Directions for this task » Write out each record again exactly as it stands.

Exercise material »
▽

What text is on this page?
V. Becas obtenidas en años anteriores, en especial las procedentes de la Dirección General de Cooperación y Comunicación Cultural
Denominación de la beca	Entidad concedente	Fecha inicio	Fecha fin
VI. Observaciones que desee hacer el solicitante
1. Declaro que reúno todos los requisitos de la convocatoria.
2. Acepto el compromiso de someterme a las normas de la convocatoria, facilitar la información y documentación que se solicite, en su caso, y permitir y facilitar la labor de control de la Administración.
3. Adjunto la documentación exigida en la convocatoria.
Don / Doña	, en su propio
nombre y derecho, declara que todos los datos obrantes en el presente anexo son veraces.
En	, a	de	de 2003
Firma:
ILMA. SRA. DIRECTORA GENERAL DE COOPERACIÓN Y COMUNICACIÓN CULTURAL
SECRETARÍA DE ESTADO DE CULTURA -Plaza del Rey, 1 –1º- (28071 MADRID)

△

Exercise solution »
What text is on this page?
V. Becas obtenidas en años anteriores, en especial las procedentes de la Dirección General de Cooperación y Comunicación Cultural
Denominación de la beca	Entidad concedente	Fecha inicio	Fecha fin
VI. Observaciones que desee hacer el solicitante
1. Declaro que reúno todos los requisitos de la convocatoria.
2. Acepto el compromiso de someterme a las normas de la convocatoria, facilitar la información y documentación que se solicite, en su caso, y permitir y facilitar la labor de control de la Administración.
3. Adjunto la documentación exigida en la convocatoria.
Don / Doña	, en su propio
nombre y derecho, declara que todos los datos obrantes en el presente anexo son veraces.
En	, a	de	de 2003
Firma:
ILMA. SRA. DIRECTORA GENERAL DE COOPERACIÓN Y COMUNICACIÓN CULTURAL
SECRETARÍA DE ESTADO DE CULTURA -Plaza del Rey, 1 –1º- (28071 MADRID)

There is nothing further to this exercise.